[RECORD EXTRACTS start]

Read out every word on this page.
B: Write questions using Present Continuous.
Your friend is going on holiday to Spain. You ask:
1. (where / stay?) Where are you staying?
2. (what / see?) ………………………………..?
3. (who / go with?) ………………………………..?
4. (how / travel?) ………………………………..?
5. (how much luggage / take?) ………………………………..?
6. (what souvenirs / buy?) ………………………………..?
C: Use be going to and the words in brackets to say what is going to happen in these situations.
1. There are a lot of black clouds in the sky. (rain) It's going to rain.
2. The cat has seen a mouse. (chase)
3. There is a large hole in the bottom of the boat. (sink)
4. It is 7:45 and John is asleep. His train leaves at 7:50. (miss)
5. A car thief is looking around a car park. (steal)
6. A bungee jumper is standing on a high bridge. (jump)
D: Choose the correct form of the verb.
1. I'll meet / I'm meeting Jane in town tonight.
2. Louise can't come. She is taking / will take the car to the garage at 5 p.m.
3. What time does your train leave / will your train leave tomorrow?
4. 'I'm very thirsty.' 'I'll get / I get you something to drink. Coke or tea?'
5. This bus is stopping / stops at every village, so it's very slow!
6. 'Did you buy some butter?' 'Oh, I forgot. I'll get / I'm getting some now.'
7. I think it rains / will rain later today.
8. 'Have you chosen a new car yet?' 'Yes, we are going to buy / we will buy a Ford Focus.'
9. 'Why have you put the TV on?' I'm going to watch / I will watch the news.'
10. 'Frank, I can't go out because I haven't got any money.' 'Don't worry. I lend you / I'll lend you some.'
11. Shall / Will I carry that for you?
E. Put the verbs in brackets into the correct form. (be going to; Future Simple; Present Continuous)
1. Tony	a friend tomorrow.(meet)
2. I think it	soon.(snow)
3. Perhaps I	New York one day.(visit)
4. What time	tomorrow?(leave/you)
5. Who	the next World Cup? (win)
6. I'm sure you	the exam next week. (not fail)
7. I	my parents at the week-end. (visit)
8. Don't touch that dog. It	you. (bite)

[RECORD EXTRACTS end]

In the lines above, locate the string "correct". Copy every line where it occurs.

ANSWER FOR THE TASK
D: Choose the correct form of the verb.
E. Put the verbs in brackets into the correct form. (be going to; Future Simple; Present Continuous)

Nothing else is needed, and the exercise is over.